▶ **Your instructions**: Please write out the material below exactly as given.

:: Given records

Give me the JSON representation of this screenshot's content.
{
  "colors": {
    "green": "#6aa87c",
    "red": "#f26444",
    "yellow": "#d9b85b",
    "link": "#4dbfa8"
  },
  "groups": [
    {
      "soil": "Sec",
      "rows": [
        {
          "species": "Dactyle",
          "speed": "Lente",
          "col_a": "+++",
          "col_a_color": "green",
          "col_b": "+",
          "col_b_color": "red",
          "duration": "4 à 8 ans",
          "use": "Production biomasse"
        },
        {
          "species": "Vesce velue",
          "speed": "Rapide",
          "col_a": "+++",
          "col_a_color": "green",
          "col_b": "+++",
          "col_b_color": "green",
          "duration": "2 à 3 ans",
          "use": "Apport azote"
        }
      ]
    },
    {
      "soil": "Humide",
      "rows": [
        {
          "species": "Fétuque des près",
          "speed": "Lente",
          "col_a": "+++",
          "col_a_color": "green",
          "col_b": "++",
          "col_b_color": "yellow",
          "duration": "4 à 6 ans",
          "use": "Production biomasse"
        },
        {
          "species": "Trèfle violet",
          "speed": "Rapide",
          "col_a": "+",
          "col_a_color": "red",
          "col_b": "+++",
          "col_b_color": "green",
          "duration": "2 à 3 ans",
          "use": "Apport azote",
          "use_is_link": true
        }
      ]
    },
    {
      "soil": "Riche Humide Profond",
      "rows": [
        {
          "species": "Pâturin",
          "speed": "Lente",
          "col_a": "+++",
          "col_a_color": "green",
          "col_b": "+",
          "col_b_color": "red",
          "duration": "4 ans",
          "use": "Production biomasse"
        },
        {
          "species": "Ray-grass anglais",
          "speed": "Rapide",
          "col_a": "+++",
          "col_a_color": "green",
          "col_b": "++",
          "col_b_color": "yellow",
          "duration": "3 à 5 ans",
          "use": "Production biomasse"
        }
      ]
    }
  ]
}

::::

▶ **Exercise output**:
Give me the JSON representation of this screenshot's content.
{
  "colors": {
    "green": "#6aa87c",
    "red": "#f26444",
    "yellow": "#d9b85b",
    "link": "#4dbfa8"
  },
  "groups": [
    {
      "soil": "Sec",
      "rows": [
        {
          "species": "Dactyle",
          "speed": "Lente",
          "col_a": "+++",
          "col_a_color": "green",
          "col_b": "+",
          "col_b_color": "red",
          "duration": "4 à 8 ans",
          "use": "Production biomasse"
        },
        {
          "species": "Vesce velue",
          "speed": "Rapide",
          "col_a": "+++",
          "col_a_color": "green",
          "col_b": "+++",
          "col_b_color": "green",
          "duration": "2 à 3 ans",
          "use": "Apport azote"
        }
      ]
    },
    {
      "soil": "Humide",
      "rows": [
        {
          "species": "Fétuque des près",
          "speed": "Lente",
          "col_a": "+++",
          "col_a_color": "green",
          "col_b": "++",
          "col_b_color": "yellow",
          "duration": "4 à 6 ans",
          "use": "Production biomasse"
        },
        {
          "species": "Trèfle violet",
          "speed": "Rapide",
          "col_a": "+",
          "col_a_color": "red",
          "col_b": "+++",
          "col_b_color": "green",
          "duration": "2 à 3 ans",
          "use": "Apport azote",
          "use_is_link": true
        }
      ]
    },
    {
      "soil": "Riche Humide Profond",
      "rows": [
        {
          "species": "Pâturin",
          "speed": "Lente",
          "col_a": "+++",
          "col_a_color": "green",
          "col_b": "+",
          "col_b_color": "red",
          "duration": "4 ans",
          "use": "Production biomasse"
        },
        {
          "species": "Ray-grass anglais",
          "speed": "Rapide",
          "col_a": "+++",
          "col_a_color": "green",
          "col_b": "++",
          "col_b_color": "yellow",
          "duration": "3 à 5 ans",
          "use": "Production biomasse"
        }
      ]
    }
  ]
}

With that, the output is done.